§ **Problem to solve**
Reproduce the data below verbatim from the line containing "Output the text content of this document." through its final line, and produce nothing more.

[Data records]
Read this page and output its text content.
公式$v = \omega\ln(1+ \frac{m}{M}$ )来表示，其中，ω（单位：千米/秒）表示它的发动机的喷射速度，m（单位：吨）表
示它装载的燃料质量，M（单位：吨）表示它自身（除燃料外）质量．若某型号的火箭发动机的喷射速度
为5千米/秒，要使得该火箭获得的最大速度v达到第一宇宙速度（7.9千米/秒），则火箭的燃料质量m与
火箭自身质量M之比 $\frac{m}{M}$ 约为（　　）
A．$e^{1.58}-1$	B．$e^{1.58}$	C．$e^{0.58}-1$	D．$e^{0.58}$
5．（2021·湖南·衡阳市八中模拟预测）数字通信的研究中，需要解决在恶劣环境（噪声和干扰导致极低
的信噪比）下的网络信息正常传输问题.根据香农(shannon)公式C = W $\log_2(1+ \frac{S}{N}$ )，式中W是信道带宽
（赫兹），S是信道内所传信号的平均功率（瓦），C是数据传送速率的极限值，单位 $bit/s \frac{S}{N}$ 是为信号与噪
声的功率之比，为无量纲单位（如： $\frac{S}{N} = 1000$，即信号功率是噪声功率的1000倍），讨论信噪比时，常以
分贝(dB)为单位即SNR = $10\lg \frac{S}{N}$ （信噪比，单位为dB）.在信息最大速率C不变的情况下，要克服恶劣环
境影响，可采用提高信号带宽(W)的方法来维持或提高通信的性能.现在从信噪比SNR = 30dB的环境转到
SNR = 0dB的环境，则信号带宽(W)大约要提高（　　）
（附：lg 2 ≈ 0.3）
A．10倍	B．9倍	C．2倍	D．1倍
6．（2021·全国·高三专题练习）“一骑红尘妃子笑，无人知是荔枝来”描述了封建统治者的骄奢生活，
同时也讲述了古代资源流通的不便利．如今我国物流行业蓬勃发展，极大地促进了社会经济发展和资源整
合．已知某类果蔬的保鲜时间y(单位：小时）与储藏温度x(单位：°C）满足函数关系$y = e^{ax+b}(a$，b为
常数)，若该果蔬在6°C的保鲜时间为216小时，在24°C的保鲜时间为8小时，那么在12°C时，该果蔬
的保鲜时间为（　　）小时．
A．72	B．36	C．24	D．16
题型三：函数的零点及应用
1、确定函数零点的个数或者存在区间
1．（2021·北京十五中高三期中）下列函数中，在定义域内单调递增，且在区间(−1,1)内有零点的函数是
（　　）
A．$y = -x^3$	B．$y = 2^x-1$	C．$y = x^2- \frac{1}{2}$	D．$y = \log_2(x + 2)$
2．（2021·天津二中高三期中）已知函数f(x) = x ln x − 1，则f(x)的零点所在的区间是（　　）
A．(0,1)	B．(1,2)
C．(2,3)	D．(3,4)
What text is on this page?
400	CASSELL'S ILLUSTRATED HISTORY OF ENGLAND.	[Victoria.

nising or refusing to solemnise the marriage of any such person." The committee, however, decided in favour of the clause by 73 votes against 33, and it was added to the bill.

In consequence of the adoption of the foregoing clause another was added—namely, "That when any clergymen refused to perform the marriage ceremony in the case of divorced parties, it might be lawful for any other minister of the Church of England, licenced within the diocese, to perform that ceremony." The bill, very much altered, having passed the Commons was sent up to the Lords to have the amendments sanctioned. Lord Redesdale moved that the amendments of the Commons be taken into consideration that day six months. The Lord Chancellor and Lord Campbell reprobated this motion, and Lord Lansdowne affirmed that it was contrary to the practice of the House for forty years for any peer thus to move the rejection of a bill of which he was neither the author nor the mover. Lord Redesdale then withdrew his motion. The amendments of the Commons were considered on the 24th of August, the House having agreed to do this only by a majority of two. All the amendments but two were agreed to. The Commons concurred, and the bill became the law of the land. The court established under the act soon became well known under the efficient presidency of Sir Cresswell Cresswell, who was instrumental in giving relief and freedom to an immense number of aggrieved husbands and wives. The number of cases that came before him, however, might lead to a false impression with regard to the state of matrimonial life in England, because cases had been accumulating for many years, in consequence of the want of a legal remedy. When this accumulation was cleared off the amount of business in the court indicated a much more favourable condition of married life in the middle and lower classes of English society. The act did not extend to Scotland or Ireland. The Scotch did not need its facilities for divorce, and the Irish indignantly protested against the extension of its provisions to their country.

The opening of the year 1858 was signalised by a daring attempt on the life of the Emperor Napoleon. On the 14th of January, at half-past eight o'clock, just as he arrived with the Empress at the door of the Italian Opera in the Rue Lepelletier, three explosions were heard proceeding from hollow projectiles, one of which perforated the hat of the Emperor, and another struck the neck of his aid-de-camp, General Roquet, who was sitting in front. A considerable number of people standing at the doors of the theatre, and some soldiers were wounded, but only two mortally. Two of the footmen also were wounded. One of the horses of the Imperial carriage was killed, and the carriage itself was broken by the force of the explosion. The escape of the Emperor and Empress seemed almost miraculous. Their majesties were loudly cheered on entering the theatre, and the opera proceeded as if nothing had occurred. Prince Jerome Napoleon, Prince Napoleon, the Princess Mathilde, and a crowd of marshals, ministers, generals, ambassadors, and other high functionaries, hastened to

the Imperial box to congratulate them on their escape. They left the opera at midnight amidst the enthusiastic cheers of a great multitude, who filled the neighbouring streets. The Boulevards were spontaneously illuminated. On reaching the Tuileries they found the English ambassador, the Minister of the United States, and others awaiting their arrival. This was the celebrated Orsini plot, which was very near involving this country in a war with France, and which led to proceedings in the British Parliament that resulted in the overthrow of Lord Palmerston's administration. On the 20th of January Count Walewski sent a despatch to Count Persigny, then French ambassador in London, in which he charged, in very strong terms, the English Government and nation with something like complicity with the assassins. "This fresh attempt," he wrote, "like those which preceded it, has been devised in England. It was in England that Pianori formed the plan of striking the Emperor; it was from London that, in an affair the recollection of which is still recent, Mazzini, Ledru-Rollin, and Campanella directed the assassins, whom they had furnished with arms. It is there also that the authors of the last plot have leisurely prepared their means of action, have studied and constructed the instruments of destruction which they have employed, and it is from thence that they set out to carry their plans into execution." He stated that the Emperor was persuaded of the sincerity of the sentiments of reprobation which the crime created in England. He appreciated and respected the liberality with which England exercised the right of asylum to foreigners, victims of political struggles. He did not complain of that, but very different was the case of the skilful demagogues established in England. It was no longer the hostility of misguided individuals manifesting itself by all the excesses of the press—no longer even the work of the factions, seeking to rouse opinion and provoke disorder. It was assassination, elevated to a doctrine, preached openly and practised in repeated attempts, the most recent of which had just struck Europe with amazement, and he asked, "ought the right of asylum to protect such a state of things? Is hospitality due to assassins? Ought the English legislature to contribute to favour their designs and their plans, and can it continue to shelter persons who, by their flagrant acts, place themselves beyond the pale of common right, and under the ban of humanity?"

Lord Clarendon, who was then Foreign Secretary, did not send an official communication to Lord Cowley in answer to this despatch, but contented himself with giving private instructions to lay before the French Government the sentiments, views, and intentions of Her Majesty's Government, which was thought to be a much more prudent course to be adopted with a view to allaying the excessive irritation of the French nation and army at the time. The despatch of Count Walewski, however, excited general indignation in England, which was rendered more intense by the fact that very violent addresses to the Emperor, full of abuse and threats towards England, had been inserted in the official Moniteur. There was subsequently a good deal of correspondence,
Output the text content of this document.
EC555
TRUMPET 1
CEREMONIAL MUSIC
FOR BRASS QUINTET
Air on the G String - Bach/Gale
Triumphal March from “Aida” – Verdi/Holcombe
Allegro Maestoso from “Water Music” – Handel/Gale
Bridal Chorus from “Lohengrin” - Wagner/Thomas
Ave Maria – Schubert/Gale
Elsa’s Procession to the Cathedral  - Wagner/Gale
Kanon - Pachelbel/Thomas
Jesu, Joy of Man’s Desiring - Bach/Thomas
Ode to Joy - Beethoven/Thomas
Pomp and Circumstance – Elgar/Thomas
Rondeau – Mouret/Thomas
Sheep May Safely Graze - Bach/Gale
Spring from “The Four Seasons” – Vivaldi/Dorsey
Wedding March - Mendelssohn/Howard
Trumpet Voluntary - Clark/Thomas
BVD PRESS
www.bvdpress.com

§ **Full response**
Output the text content of this document.
EC555
TRUMPET 1
CEREMONIAL MUSIC
FOR BRASS QUINTET
Air on the G String - Bach/Gale
Triumphal March from “Aida” – Verdi/Holcombe
Allegro Maestoso from “Water Music” – Handel/Gale
Bridal Chorus from “Lohengrin” - Wagner/Thomas
Ave Maria – Schubert/Gale
Elsa’s Procession to the Cathedral  - Wagner/Gale
Kanon - Pachelbel/Thomas
Jesu, Joy of Man’s Desiring - Bach/Thomas
Ode to Joy - Beethoven/Thomas
Pomp and Circumstance – Elgar/Thomas
Rondeau – Mouret/Thomas
Sheep May Safely Graze - Bach/Gale
Spring from “The Four Seasons” – Vivaldi/Dorsey
Wedding March - Mendelssohn/Howard
Trumpet Voluntary - Clark/Thomas
BVD PRESS
www.bvdpress.com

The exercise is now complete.